-- Records for this exercise start --

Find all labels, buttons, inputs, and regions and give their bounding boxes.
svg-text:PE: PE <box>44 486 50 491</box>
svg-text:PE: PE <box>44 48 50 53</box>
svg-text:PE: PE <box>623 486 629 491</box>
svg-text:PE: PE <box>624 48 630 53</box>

-- Records for this exercise end --
-- Records for this exercise start --

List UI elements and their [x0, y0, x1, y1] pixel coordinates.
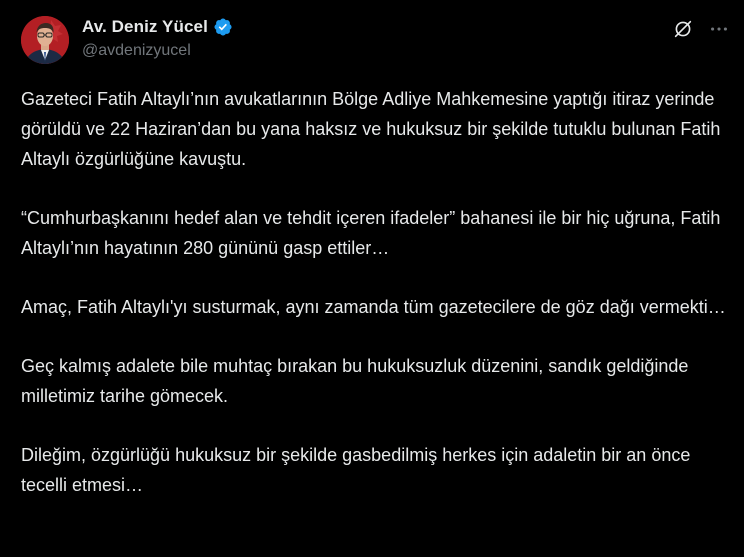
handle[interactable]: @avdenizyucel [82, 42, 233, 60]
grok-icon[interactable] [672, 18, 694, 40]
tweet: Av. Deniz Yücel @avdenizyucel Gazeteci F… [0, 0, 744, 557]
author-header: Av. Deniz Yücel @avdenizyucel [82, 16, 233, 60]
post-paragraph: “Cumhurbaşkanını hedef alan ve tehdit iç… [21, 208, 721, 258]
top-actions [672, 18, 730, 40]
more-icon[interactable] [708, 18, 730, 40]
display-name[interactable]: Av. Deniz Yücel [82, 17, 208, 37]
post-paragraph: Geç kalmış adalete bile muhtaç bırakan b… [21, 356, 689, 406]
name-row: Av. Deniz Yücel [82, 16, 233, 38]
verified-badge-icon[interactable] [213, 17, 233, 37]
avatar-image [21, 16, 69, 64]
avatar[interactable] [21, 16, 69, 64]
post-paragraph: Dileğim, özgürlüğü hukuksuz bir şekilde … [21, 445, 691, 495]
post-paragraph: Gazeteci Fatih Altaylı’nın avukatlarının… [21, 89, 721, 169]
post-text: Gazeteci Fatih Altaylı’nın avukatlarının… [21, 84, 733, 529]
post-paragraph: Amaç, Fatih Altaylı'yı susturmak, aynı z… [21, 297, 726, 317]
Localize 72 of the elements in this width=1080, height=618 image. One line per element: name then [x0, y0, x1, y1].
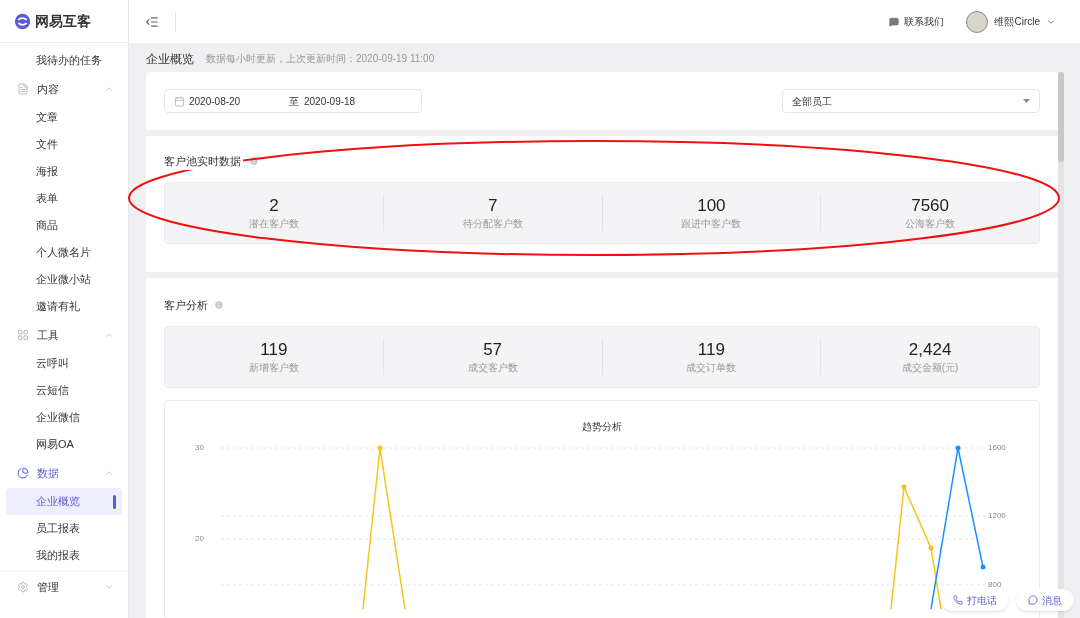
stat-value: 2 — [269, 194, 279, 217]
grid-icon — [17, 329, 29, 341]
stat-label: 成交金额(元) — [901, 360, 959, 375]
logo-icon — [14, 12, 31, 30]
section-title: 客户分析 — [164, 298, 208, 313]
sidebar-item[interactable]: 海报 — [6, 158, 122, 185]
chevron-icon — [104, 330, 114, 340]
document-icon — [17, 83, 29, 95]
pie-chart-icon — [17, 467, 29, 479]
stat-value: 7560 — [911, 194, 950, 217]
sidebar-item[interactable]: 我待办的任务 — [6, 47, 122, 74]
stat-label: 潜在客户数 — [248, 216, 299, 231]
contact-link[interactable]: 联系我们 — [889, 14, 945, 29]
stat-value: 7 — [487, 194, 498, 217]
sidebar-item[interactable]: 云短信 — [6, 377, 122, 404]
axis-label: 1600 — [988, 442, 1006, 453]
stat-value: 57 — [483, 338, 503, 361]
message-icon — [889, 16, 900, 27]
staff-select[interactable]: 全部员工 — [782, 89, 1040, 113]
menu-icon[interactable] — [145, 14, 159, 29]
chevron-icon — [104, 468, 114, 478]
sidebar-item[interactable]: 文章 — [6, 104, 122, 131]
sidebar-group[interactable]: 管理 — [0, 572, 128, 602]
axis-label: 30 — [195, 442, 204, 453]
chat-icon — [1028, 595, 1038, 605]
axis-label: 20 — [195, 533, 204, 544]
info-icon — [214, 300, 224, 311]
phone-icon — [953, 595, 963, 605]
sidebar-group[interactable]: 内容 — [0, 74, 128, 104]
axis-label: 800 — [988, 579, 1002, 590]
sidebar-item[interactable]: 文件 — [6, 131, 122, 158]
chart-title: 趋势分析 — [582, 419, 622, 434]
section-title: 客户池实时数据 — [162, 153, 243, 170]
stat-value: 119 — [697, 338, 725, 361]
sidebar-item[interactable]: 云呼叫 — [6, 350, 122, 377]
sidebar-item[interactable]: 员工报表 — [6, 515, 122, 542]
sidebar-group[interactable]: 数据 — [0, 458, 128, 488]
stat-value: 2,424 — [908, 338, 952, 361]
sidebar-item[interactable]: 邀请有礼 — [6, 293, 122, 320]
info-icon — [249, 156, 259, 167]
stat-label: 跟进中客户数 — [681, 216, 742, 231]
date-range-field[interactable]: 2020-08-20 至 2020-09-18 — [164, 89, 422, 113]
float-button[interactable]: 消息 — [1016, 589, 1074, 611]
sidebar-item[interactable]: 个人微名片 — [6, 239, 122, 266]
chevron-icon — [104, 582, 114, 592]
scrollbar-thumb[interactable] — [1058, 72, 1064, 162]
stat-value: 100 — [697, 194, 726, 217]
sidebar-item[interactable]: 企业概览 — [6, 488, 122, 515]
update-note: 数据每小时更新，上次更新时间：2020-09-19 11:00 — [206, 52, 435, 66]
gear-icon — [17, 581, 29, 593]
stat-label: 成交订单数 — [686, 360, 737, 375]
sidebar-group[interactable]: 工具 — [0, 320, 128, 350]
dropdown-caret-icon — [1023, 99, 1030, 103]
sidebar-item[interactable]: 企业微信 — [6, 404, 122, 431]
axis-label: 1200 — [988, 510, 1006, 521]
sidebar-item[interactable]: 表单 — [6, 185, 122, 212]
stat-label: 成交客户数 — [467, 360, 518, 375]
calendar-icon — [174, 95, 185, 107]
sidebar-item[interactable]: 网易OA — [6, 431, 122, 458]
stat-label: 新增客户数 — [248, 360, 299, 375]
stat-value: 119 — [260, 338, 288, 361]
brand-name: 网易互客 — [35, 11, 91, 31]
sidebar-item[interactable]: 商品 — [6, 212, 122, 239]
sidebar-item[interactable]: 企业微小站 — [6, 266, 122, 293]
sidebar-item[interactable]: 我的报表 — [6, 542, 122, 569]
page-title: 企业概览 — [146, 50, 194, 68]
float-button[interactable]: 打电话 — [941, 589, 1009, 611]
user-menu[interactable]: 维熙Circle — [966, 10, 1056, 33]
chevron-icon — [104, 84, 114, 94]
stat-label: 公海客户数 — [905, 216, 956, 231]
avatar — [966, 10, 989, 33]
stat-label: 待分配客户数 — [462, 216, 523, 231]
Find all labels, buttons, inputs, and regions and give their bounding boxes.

-- Records for this exercise end --

Rewrite the material starting at the line containing "List UI elements" and ending at the line containing "post-paragraph: Geç kalmış", with "interactable" changed to "clickable" and nothing else altered. Leave out the pictures.

## Task result
List UI elements and their [x0, y0, x1, y1] pixel coordinates.
handle[clickable]: @avdenizyucel [82, 42, 233, 60]
grok-icon[clickable] [672, 18, 694, 40]
tweet: Av. Deniz Yücel @avdenizyucel Gazeteci F… [0, 0, 744, 557]
author-header: Av. Deniz Yücel @avdenizyucel [82, 16, 233, 60]
post-paragraph: “Cumhurbaşkanını hedef alan ve tehdit iç… [21, 208, 721, 258]
top-actions [672, 18, 730, 40]
more-icon[clickable] [708, 18, 730, 40]
display-name[clickable]: Av. Deniz Yücel [82, 17, 208, 37]
post-paragraph: Geç kalmış adalete bile muhtaç bırakan b… [21, 356, 689, 406]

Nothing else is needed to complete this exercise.